-- START OF SOURCE MATERIAL --

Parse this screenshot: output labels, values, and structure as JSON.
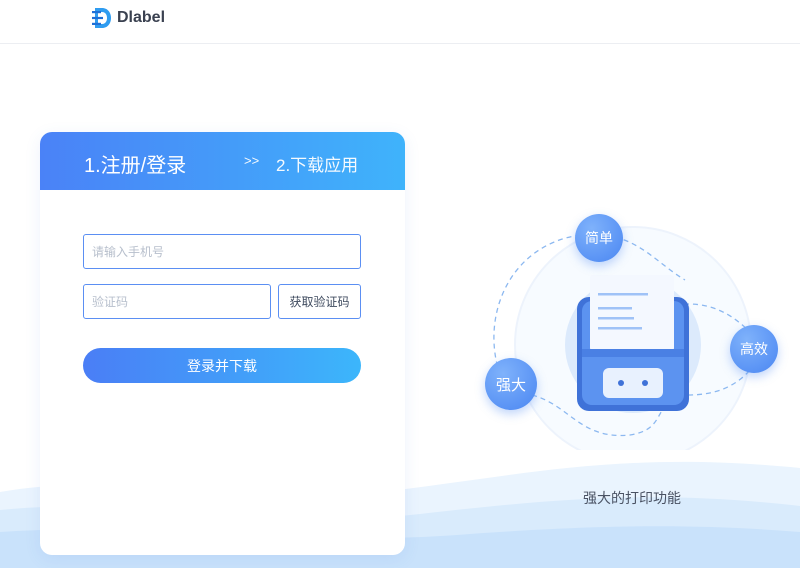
{
  "header": {
    "brand": "Dlabel",
    "logo_icon": "dlabel-logo-icon"
  },
  "login_card": {
    "steps": {
      "step1": "1.注册/登录",
      "arrow": ">>",
      "step2": "2.下载应用"
    },
    "phone_input": {
      "placeholder": "请输入手机号",
      "value": ""
    },
    "code_input": {
      "placeholder": "验证码",
      "value": ""
    },
    "get_code_label": "获取验证码",
    "submit_label": "登录并下载"
  },
  "illustration": {
    "badges": {
      "simple": "简单",
      "efficient": "高效",
      "powerful": "强大"
    },
    "caption": "强大的打印功能",
    "icon": "label-printer-icon"
  },
  "colors": {
    "accent_start": "#4a82f7",
    "accent_end": "#3fb3fb",
    "input_border": "#5b8ff3",
    "wave_light": "#e3f0fd",
    "wave_mid": "#cfe4fb"
  }
}
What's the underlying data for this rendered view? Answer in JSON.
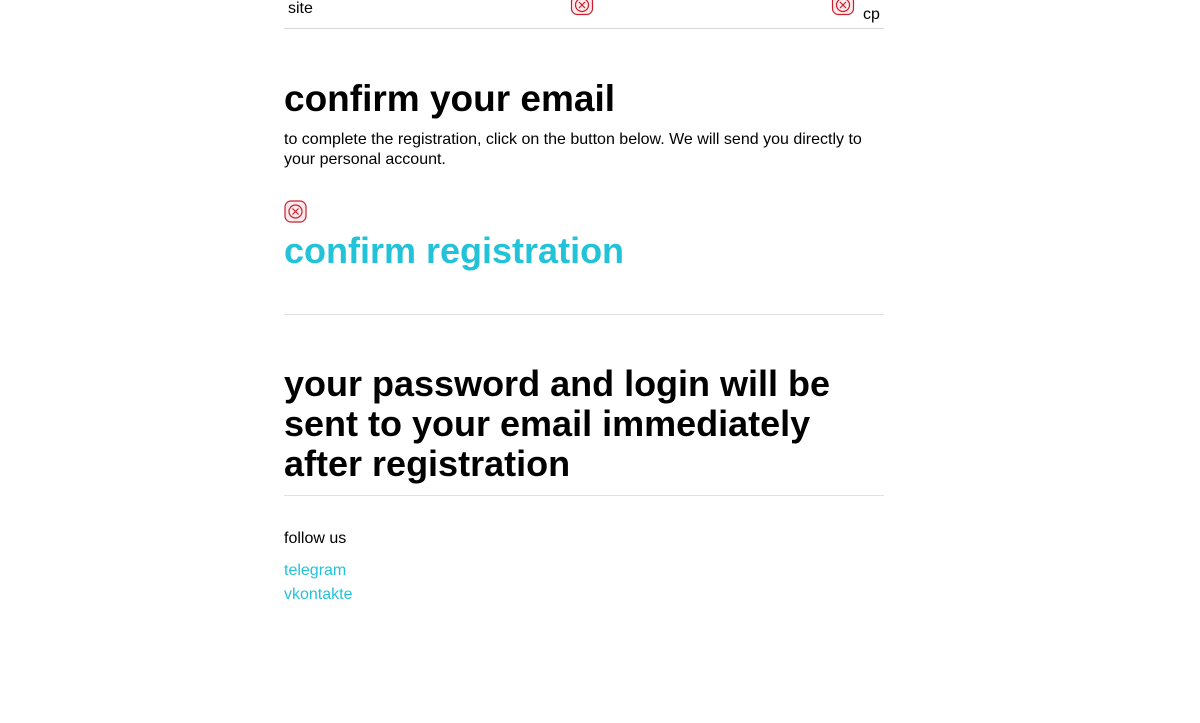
{
  "header": {
    "site_label": "site",
    "cp_label": "cp"
  },
  "icons": {
    "broken_image": "broken-image-icon"
  },
  "main": {
    "title": "confirm your email",
    "intro": "to complete the registration, click on the button below. We will send you directly to your personal account.",
    "confirm_label": "confirm registration",
    "password_notice": "your password and login will be sent to your email immediately after registration"
  },
  "footer": {
    "follow_label": "follow us",
    "links": [
      {
        "label": "telegram"
      },
      {
        "label": "vkontakte"
      }
    ]
  },
  "colors": {
    "accent": "#22c3d8",
    "broken_icon": "#c8202e"
  }
}
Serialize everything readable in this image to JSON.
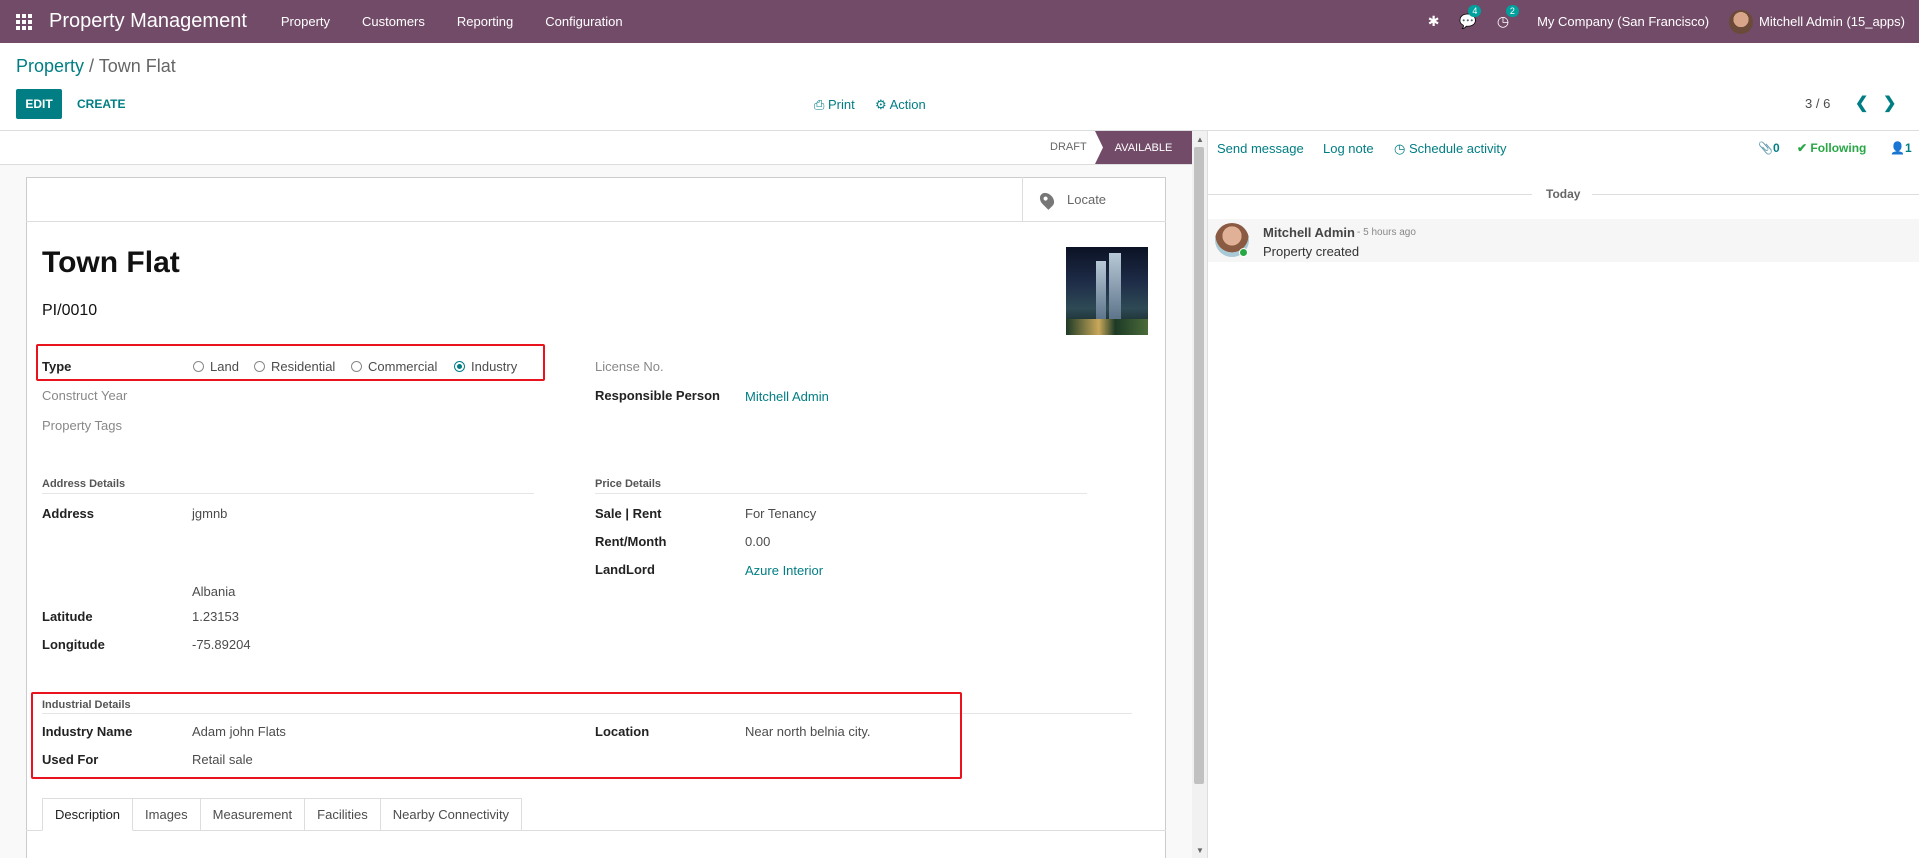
{
  "navbar": {
    "brand": "Property Management",
    "menu": [
      "Property",
      "Customers",
      "Reporting",
      "Configuration"
    ],
    "messages_badge": "4",
    "activities_badge": "2",
    "company": "My Company (San Francisco)",
    "user": "Mitchell Admin (15_apps)",
    "bg_color": "#714b67"
  },
  "breadcrumb": {
    "parent": "Property",
    "separator": " / ",
    "current": "Town Flat"
  },
  "control": {
    "edit": "EDIT",
    "create": "CREATE",
    "print": "Print",
    "action": "Action",
    "pager": "3 / 6"
  },
  "status": {
    "draft": "DRAFT",
    "available": "AVAILABLE"
  },
  "form": {
    "locate": "Locate",
    "title": "Town Flat",
    "reference": "PI/0010",
    "type_label": "Type",
    "type_options": [
      "Land",
      "Residential",
      "Commercial",
      "Industry"
    ],
    "type_selected": "Industry",
    "construct_year_label": "Construct Year",
    "property_tags_label": "Property Tags",
    "license_label": "License No.",
    "responsible_label": "Responsible Person",
    "responsible_value": "Mitchell Admin",
    "address_section": "Address Details",
    "address_label": "Address",
    "address_value": "jgmnb",
    "country_value": "Albania",
    "latitude_label": "Latitude",
    "latitude_value": "1.23153",
    "longitude_label": "Longitude",
    "longitude_value": "-75.89204",
    "price_section": "Price Details",
    "sale_rent_label": "Sale | Rent",
    "sale_rent_value": "For Tenancy",
    "rent_month_label": "Rent/Month",
    "rent_month_value": "0.00",
    "landlord_label": "LandLord",
    "landlord_value": "Azure Interior",
    "industrial_section": "Industrial Details",
    "industry_name_label": "Industry Name",
    "industry_name_value": "Adam john Flats",
    "used_for_label": "Used For",
    "used_for_value": "Retail sale",
    "location_label": "Location",
    "location_value": "Near north belnia city.",
    "tabs": [
      "Description",
      "Images",
      "Measurement",
      "Facilities",
      "Nearby Connectivity"
    ]
  },
  "chatter": {
    "send_message": "Send message",
    "log_note": "Log note",
    "schedule_activity": "Schedule activity",
    "attachments": "0",
    "following": "Following",
    "followers": "1",
    "today": "Today",
    "message": {
      "author": "Mitchell Admin",
      "time": "- 5 hours ago",
      "body": "Property created"
    }
  },
  "colors": {
    "primary": "#017e84",
    "highlight": "#e8131d",
    "purple": "#714b67"
  }
}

-- END OF SOURCE MATERIAL --

» **STATED PROBLEM**
From the listing, copy every line where the string "your" appears.

» **THE SOLUTION**
    "title": "confirm your email",
    "intro": "to complete the registration, click on the button below. We will send you directly to your personal account.",
    "password_notice": "your password and login will be sent to your email immediately after registration"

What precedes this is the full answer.